Copy out all lines in the data below containing the string "ostrekovačov".

--- Start of Information shown ---

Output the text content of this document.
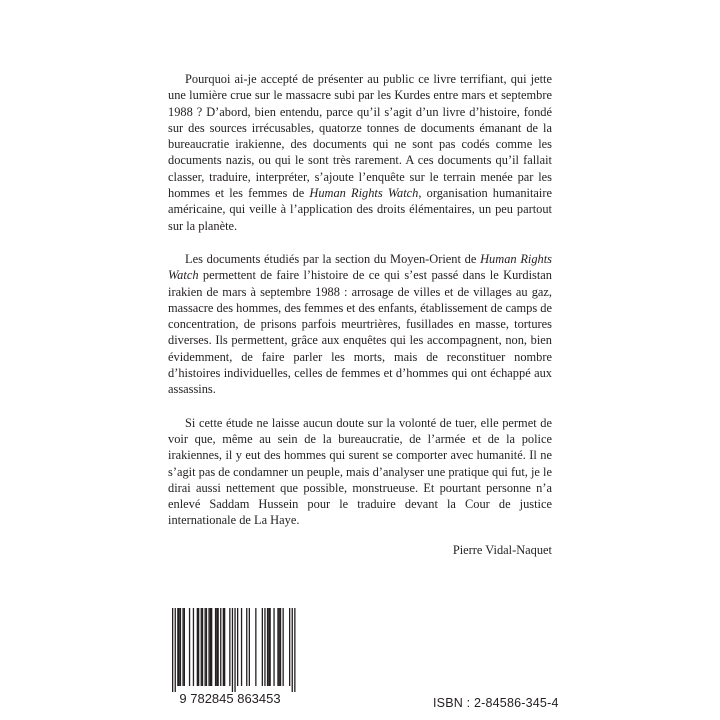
Pourquoi ai-je accepté de présenter au public ce livre terrifiant, qui jette une lumière crue sur le massacre subi par les Kurdes entre mars et septembre 1988 ? D’abord, bien entendu, parce qu’il s’agit d’un livre d’histoire, fondé sur des sources irrécusables, quatorze tonnes de documents émanant de la bureaucratie irakienne, des documents qui ne sont pas codés comme les documents nazis, ou qui le sont très rarement. A ces documents qu’il fallait classer, traduire, interpréter, s’ajoute l’enquête sur le terrain menée par les hommes et les femmes de Human Rights Watch, organisation humanitaire américaine, qui veille à l’application des droits élémentaires, un peu partout sur la planète.

Les documents étudiés par la section du Moyen-Orient de Human Rights Watch permettent de faire l’histoire de ce qui s’est passé dans le Kurdistan irakien de mars à septembre 1988 : arrosage de villes et de villages au gaz, massacre des hommes, des femmes et des enfants, établissement de camps de concentration, de prisons parfois meurtrières, fusillades en masse, tortures diverses. Ils permettent, grâce aux enquêtes qui les accompagnent, non, bien évidemment, de faire parler les morts, mais de reconstituer nombre d’histoires individuelles, celles de femmes et d’hommes qui ont échappé aux assassins.

Si cette étude ne laisse aucun doute sur la volonté de tuer, elle permet de voir que, même au sein de la bureaucratie, de l’armée et de la police irakiennes, il y eut des hommes qui surent se comporter avec humanité. Il ne s’agit pas de condamner un peuple, mais d’analyser une pratique qui fut, je le dirai aussi nettement que possible, monstrueuse. Et pourtant personne n’a enlevé Saddam Hussein pour le traduire devant la Cour de justice internationale de La Haye.

Pierre Vidal-Naquet

9 782845 863453	ISBN : 2-84586-345-4
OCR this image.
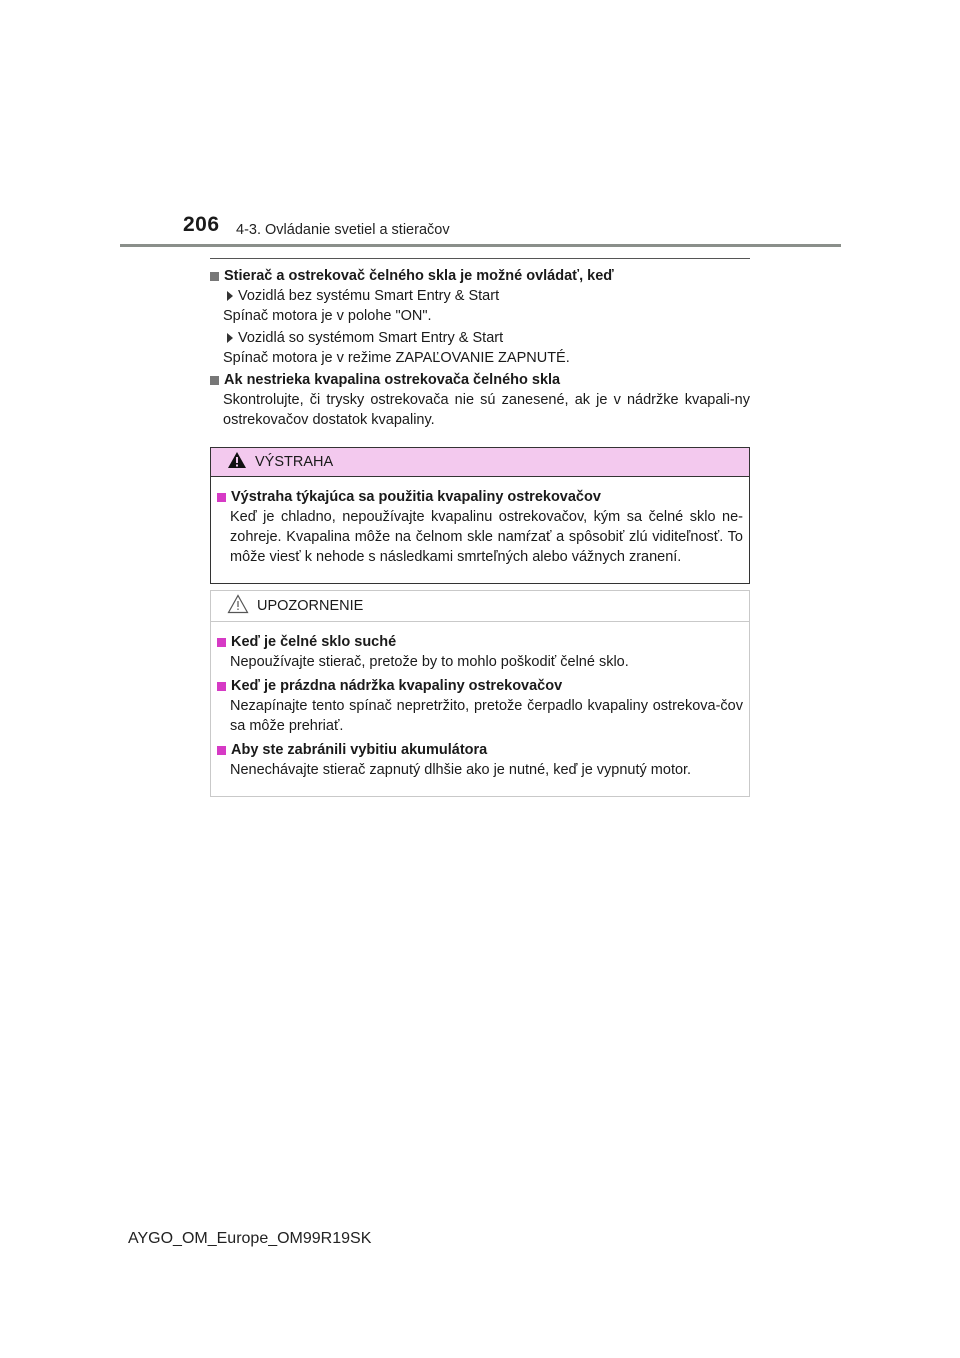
206 4-3. Ovládanie svetiel a stieračov
Stierač a ostrekovač čelného skla je možné ovládať, keď
Vozidlá bez systému Smart Entry & Start
Spínač motora je v polohe "ON".
Vozidlá so systémom Smart Entry & Start
Spínač motora je v režime ZAPAĽOVANIE ZAPNUTÉ.
Ak nestrieka kvapalina ostrekovača čelného skla
Skontrolujte, či trysky ostrekovača nie sú zanesené, ak je v nádržke kvapali-ny ostrekovačov dostatok kvapaliny.
VÝSTRAHA
Výstraha týkajúca sa použitia kvapaliny ostrekovačov
Keď je chladno, nepoužívajte kvapalinu ostrekovačov, kým sa čelné sklo ne-zohreje. Kvapalina môže na čelnom skle namŕzať a spôsobiť zlú viditeľnosť. To môže viesť k nehode s následkami smrteľných alebo vážnych zranení.
UPOZORNENIE
Keď je čelné sklo suché
Nepoužívajte stierač, pretože by to mohlo poškodiť čelné sklo.
Keď je prázdna nádržka kvapaliny ostrekovačov
Nezapínajte tento spínač nepretržito, pretože čerpadlo kvapaliny ostrekova-čov sa môže prehriať.
Aby ste zabránili vybitiu akumulátora
Nenechávajte stierač zapnutý dlhšie ako je nutné, keď je vypnutý motor.
AYGO_OM_Europe_OM99R19SK
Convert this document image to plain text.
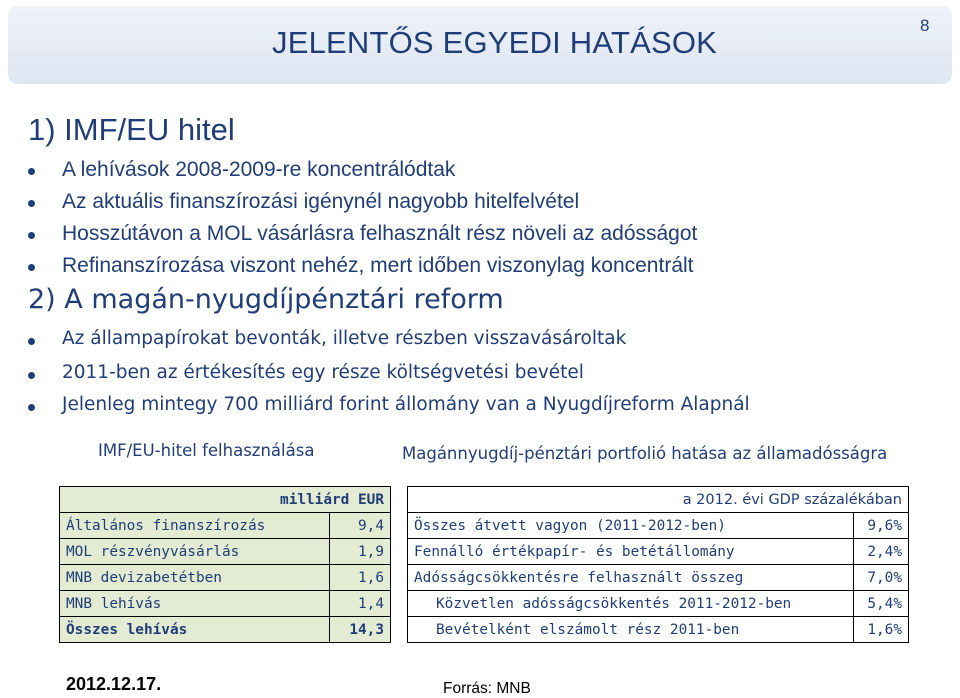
JELENTŐS EGYEDI HATÁSOK	8
1) IMF/EU hitel
A lehívások 2008-2009-re koncentrálódtak
Az aktuális finanszírozási igénynél nagyobb hitelfelvétel
Hosszútávon a MOL vásárlásra felhasznált rész növeli az adósságot
Refinanszírozása viszont nehéz, mert időben viszonylag koncentrált
2) A magán-nyugdíjpénztári reform
Az állampapírokat bevonták, illetve részben visszavásároltak
2011-ben az értékesítés egy része költségvetési bevétel
Jelenleg mintegy 700 milliárd forint állomány van a Nyugdíjreform Alapnál
IMF/EU-hitel felhasználása	Magánnyugdíj-pénztári portfolió hatása az államadósságra
milliárd EUR	
Általános finanszírozás	9,4
MOL részvényvásárlás	1,9
MNB devizabetétben	1,6
MNB lehívás	1,4
Összes lehívás	14,3
a 2012. évi GDP százalékában	
Összes átvett vagyon (2011-2012-ben)	9,6%
Fennálló értékpapír- és betétállomány	2,4%
Adósságcsökkentésre felhasznált összeg	7,0%
Közvetlen adósságcsökkentés 2011-2012-ben	5,4%
Bevételként elszámolt rész 2011-ben	1,6%
2012.12.17.	Forrás: MNB
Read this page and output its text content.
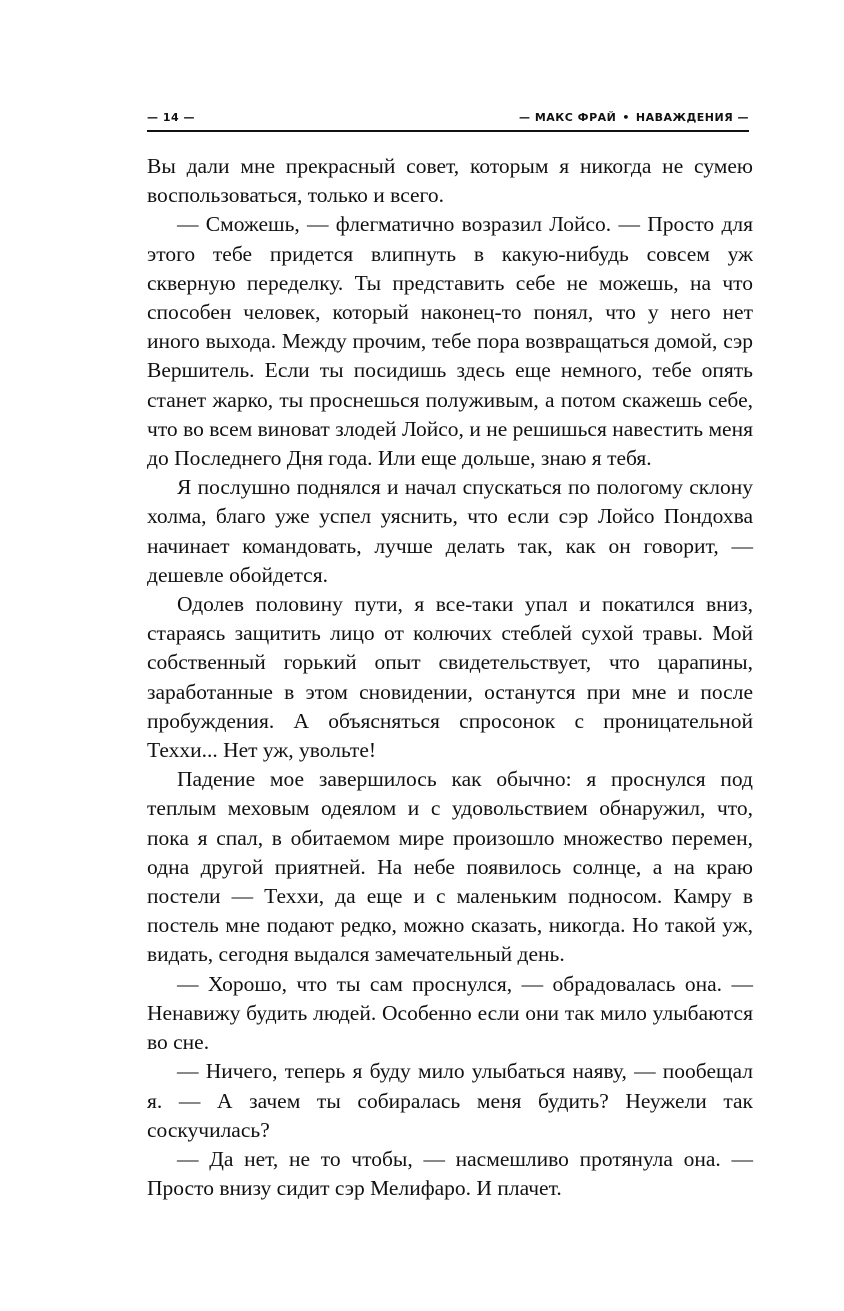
— 14 —	— МАКС ФРАЙ • НАВАЖДЕНИЯ —

Вы дали мне прекрасный совет, которым я никогда не сумею воспользоваться, только и всего.

— Сможешь, — флегматично возразил Лойсо. — Просто для этого тебе придется влипнуть в какую-нибудь совсем уж скверную переделку. Ты представить себе не можешь, на что способен человек, который наконец-то понял, что у него нет иного выхода. Между прочим, тебе пора возвращаться домой, сэр Вершитель. Если ты посидишь здесь еще немного, тебе опять станет жарко, ты проснешься полуживым, а потом скажешь себе, что во всем виноват злодей Лойсо, и не решишься навестить меня до Последнего Дня года. Или еще дольше, знаю я тебя.

Я послушно поднялся и начал спускаться по пологому склону холма, благо уже успел уяснить, что если сэр Лойсо Пондохва начинает командовать, лучше делать так, как он говорит, — дешевле обойдется.

Одолев половину пути, я все-таки упал и покатился вниз, стараясь защитить лицо от колючих стеблей сухой травы. Мой собственный горький опыт свидетельствует, что царапины, заработанные в этом сновидении, останутся при мне и после пробуждения. А объясняться спросонок с проницательной Теххи... Нет уж, увольте!

Падение мое завершилось как обычно: я проснулся под теплым меховым одеялом и с удовольствием обнаружил, что, пока я спал, в обитаемом мире произошло множество перемен, одна другой приятней. На небе появилось солнце, а на краю постели — Теххи, да еще и с маленьким подносом. Камру в постель мне подают редко, можно сказать, никогда. Но такой уж, видать, сегодня выдался замечательный день.

— Хорошо, что ты сам проснулся, — обрадовалась она. — Ненавижу будить людей. Особенно если они так мило улыбаются во сне.

— Ничего, теперь я буду мило улыбаться наяву, — пообещал я. — А зачем ты собиралась меня будить? Неужели так соскучилась?

— Да нет, не то чтобы, — насмешливо протянула она. — Просто внизу сидит сэр Мелифаро. И плачет.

--- End of Information shown ---

§ **Response**
Skontrolujte, či trysky ostrekovača nie sú zanesené, ak je v nádržke kvapali-ny ostrekovačov dostatok kvapaliny.
Výstraha týkajúca sa použitia kvapaliny ostrekovačov
Keď je chladno, nepoužívajte kvapalinu ostrekovačov, kým sa čelné sklo ne-zohreje. Kvapalina môže na čelnom skle namŕzať a spôsobiť zlú viditeľnosť. To môže viesť k nehode s následkami smrteľných alebo vážnych zranení.
Keď je prázdna nádržka kvapaliny ostrekovačov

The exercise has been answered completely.